### WORK TO COMPLETE
Show all lines holding the string "Adult".

[Dataset items]
········
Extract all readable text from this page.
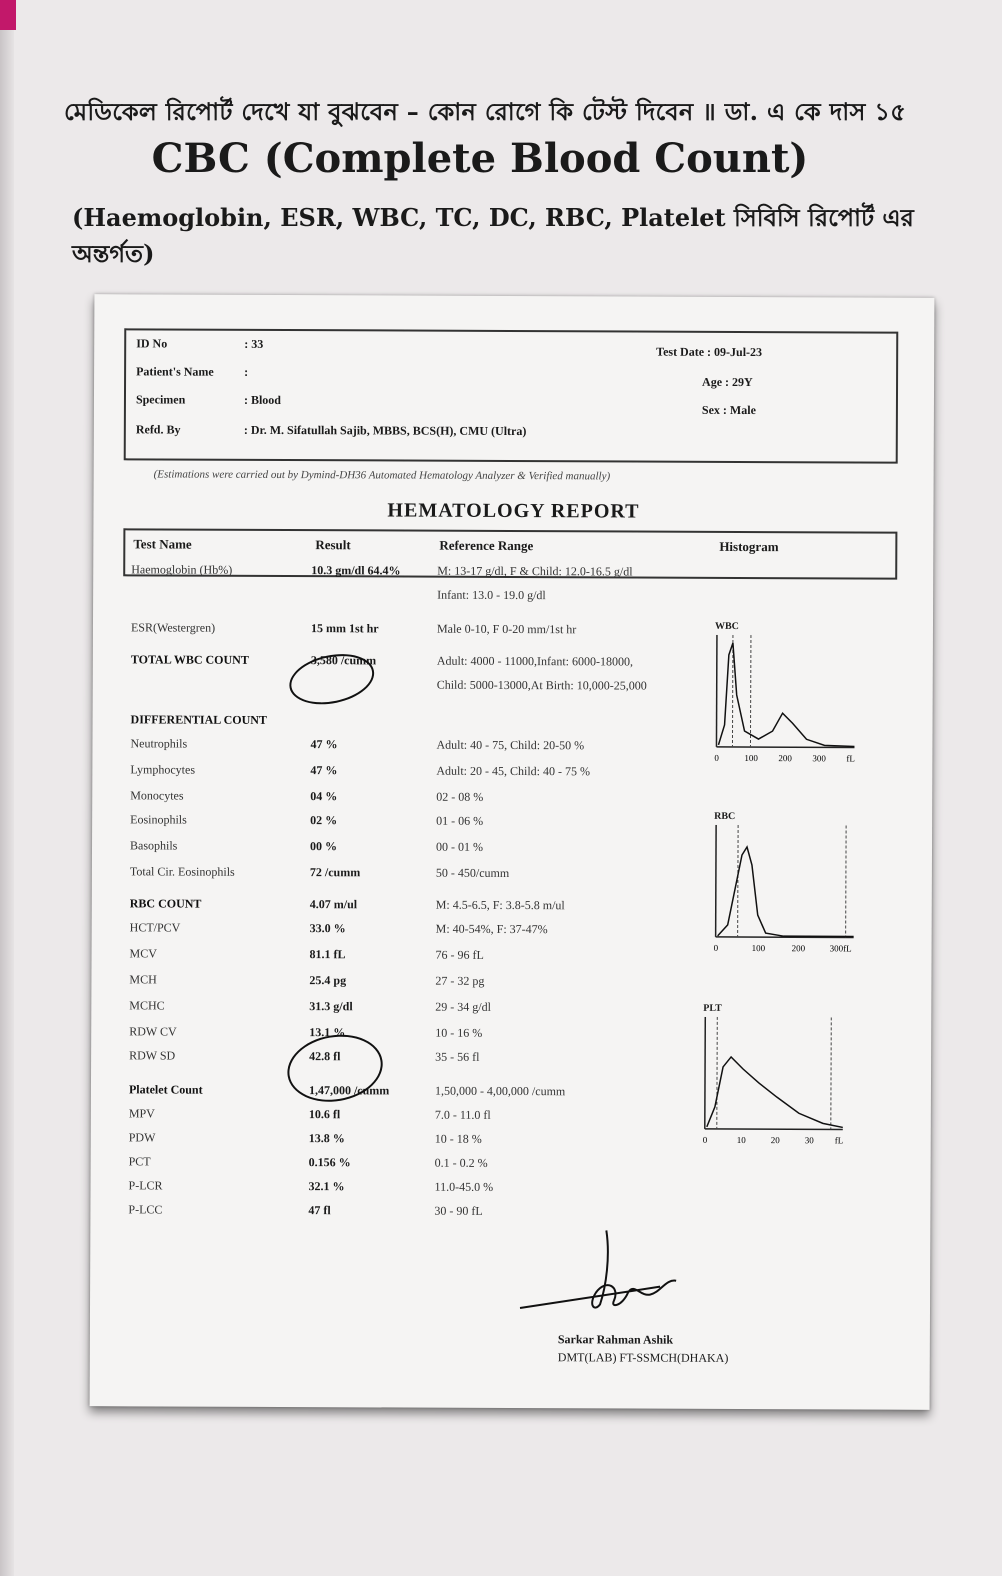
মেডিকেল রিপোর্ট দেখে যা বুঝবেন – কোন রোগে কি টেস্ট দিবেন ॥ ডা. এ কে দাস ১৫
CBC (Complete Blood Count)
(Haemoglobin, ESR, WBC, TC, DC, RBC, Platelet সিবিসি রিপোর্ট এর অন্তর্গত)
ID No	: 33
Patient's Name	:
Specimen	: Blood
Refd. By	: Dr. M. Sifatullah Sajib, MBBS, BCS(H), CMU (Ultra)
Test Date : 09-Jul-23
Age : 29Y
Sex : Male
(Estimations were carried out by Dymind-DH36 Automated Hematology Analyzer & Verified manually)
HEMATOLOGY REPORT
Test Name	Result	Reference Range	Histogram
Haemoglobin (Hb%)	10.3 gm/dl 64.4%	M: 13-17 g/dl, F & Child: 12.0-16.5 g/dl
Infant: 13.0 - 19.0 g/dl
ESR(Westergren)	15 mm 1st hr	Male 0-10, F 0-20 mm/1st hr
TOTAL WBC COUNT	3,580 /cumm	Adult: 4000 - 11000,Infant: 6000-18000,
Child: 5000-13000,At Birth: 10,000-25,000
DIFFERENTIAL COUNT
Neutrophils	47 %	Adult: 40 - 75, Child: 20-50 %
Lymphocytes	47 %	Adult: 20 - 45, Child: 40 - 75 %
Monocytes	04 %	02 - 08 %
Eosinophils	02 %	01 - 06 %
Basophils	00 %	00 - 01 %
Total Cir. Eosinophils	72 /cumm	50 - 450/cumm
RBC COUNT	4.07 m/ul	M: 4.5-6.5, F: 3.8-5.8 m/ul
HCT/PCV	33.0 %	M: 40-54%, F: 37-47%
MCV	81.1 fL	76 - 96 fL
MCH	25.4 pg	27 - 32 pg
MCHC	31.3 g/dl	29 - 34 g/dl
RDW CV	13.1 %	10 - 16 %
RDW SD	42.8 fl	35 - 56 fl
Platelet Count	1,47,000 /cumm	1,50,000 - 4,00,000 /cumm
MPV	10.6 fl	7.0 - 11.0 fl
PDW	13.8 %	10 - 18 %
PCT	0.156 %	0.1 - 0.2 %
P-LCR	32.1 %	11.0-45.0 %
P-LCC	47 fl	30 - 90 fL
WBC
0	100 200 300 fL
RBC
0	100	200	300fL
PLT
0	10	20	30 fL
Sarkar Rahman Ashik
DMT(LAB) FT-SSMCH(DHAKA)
········
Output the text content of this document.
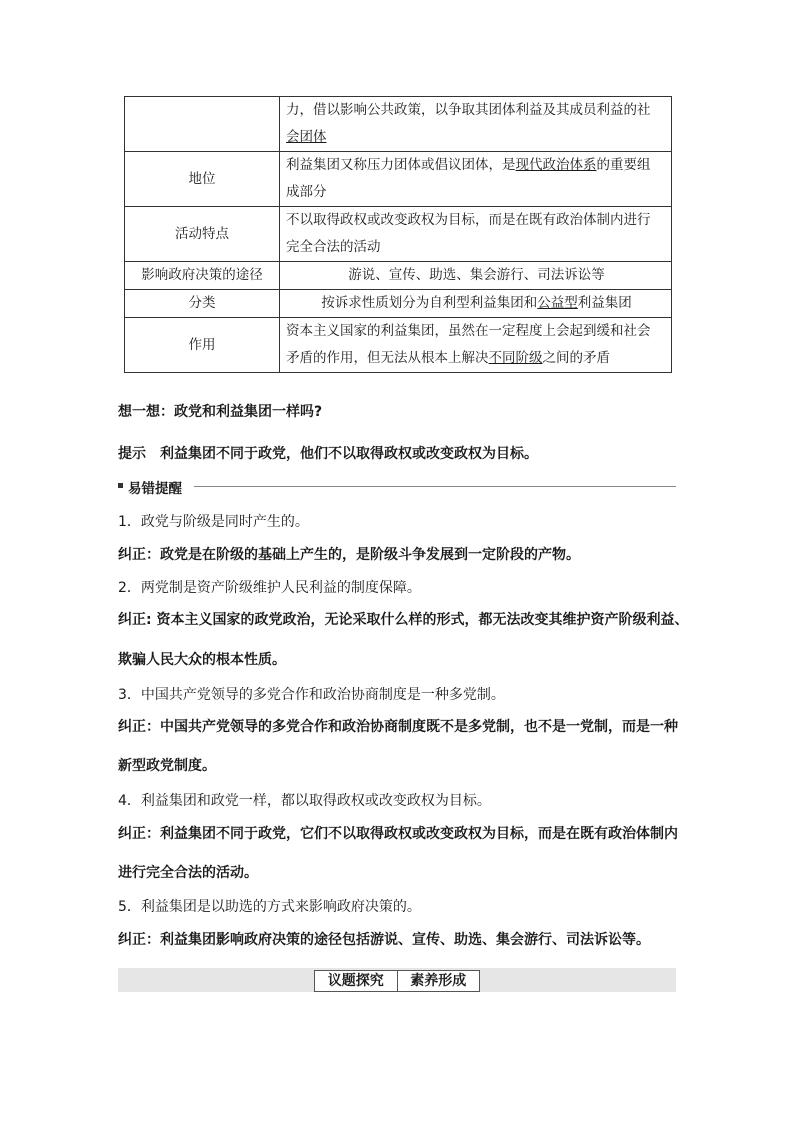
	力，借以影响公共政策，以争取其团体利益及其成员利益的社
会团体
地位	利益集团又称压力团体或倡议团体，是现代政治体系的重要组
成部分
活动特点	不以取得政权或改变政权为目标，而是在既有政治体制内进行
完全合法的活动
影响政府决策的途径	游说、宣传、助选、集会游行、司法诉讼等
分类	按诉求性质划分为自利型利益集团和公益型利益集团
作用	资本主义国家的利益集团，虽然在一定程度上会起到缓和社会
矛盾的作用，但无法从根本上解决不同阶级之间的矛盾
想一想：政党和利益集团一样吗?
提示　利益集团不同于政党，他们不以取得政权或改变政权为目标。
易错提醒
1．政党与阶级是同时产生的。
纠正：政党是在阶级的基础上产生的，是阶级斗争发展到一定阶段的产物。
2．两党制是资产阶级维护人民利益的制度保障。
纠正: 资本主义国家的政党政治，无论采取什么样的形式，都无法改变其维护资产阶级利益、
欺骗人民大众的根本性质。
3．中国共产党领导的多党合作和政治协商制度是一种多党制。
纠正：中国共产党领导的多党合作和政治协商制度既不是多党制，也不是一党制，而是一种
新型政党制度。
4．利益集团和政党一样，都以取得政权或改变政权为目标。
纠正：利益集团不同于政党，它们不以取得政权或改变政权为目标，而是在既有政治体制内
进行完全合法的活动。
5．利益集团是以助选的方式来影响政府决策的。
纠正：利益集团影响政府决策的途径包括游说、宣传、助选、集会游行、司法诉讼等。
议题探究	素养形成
········
### THE OUTPUT
TOTAL WBC COUNT	3,580 /cumm	Adult: 4000 - 11000,Infant: 6000-18000,
Neutrophils	47 %	Adult: 40 - 75, Child: 20-50 %
Lymphocytes	47 %	Adult: 20 - 45, Child: 40 - 75 %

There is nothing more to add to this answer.